- **Data shown**:
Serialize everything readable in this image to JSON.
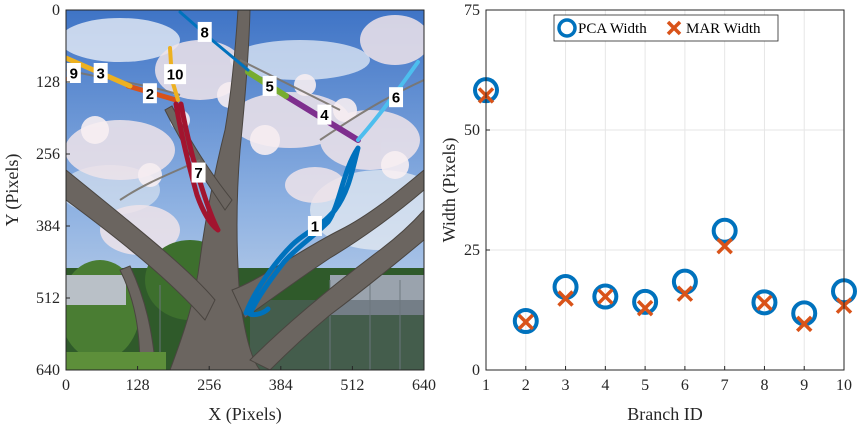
{
  "chart_data": [
    {
      "type": "image",
      "xlabel": "X (Pixels)",
      "ylabel": "Y (Pixels)",
      "xticks": [
        0,
        128,
        256,
        384,
        512,
        640
      ],
      "yticks": [
        0,
        128,
        256,
        384,
        512,
        640
      ],
      "xlim": [
        0,
        640
      ],
      "ylim": [
        0,
        640
      ],
      "y_axis_reversed": true,
      "branches": [
        {
          "id": "1",
          "color": "#0072BD",
          "label_at": [
            445,
            384
          ]
        },
        {
          "id": "2",
          "color": "#D95319",
          "label_at": [
            150,
            148
          ]
        },
        {
          "id": "3",
          "color": "#EDB120",
          "label_at": [
            62,
            112
          ]
        },
        {
          "id": "4",
          "color": "#7E2F8E",
          "label_at": [
            462,
            186
          ]
        },
        {
          "id": "5",
          "color": "#77AC30",
          "label_at": [
            364,
            135
          ]
        },
        {
          "id": "6",
          "color": "#4DBEEE",
          "label_at": [
            590,
            155
          ]
        },
        {
          "id": "7",
          "color": "#A2142F",
          "label_at": [
            237,
            289
          ]
        },
        {
          "id": "8",
          "color": "#0072BD",
          "label_at": [
            248,
            39
          ]
        },
        {
          "id": "9",
          "color": "#D95319",
          "label_at": [
            14,
            112
          ]
        },
        {
          "id": "10",
          "color": "#EDB120",
          "label_at": [
            195,
            114
          ]
        }
      ]
    },
    {
      "type": "scatter",
      "xlabel": "Branch ID",
      "ylabel": "Width (Pixels)",
      "xlim": [
        1,
        10
      ],
      "ylim": [
        0,
        75
      ],
      "xticks": [
        1,
        2,
        3,
        4,
        5,
        6,
        7,
        8,
        9,
        10
      ],
      "yticks": [
        0,
        25,
        50,
        75
      ],
      "grid": true,
      "legend_position": "top-center",
      "series": [
        {
          "name": "PCA Width",
          "marker": "circle",
          "color": "#0072BD",
          "x": [
            1,
            2,
            3,
            4,
            5,
            6,
            7,
            8,
            9,
            10
          ],
          "values": [
            58.3,
            10.2,
            17.3,
            15.3,
            14.2,
            18.4,
            29.0,
            14.1,
            11.8,
            16.4
          ]
        },
        {
          "name": "MAR Width",
          "marker": "x",
          "color": "#D95319",
          "x": [
            1,
            2,
            3,
            4,
            5,
            6,
            7,
            8,
            9,
            10
          ],
          "values": [
            57.2,
            10.0,
            14.9,
            15.3,
            12.9,
            15.9,
            25.8,
            14.0,
            9.6,
            13.4
          ]
        }
      ]
    }
  ]
}
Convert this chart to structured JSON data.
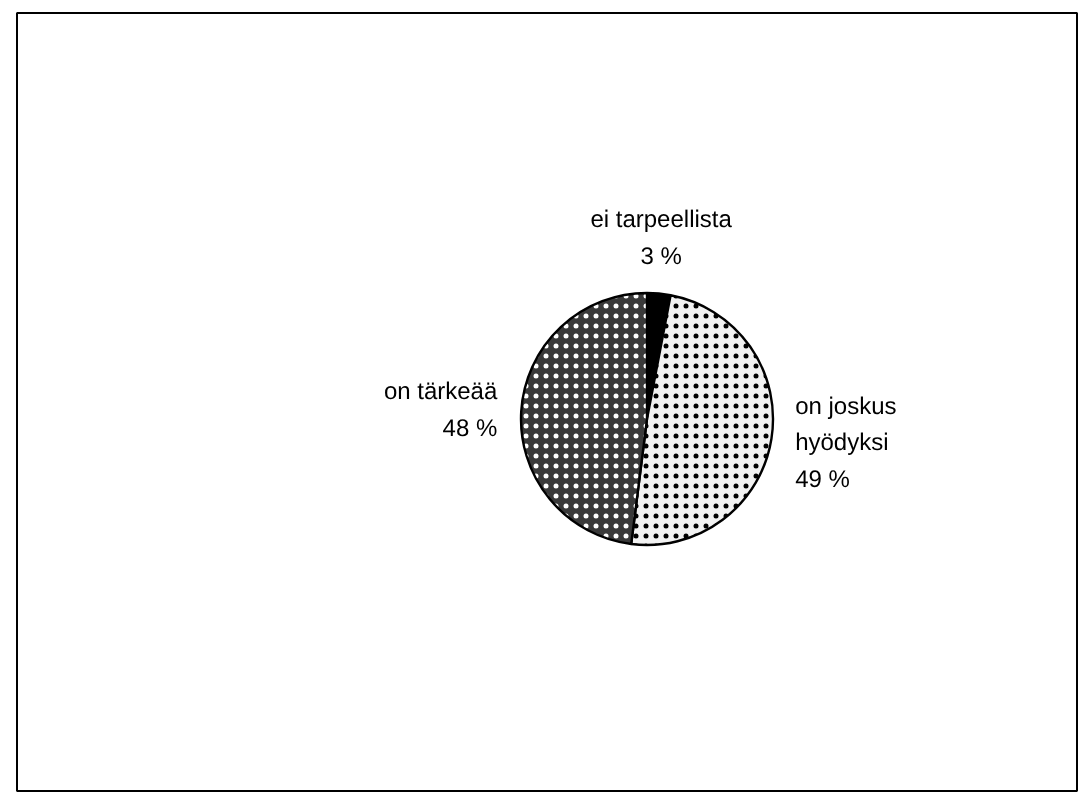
{
  "chart_data": {
    "type": "pie",
    "categories": [
      "ei tarpeellista",
      "on joskus hyödyksi",
      "on tärkeää"
    ],
    "values": [
      3,
      49,
      48
    ],
    "value_labels": [
      "3 %",
      "49 %",
      "48 %"
    ],
    "colors": [
      "#000000",
      "#f2f2f2",
      "#3a3a3a"
    ]
  }
}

- **Your objective**: Find the string "ylabel" in the listing and return every line that holds it.

- **Reply to the exercise**:
      "ylabel": "Y (Pixels)",
      "ylabel": "Width (Pixels)",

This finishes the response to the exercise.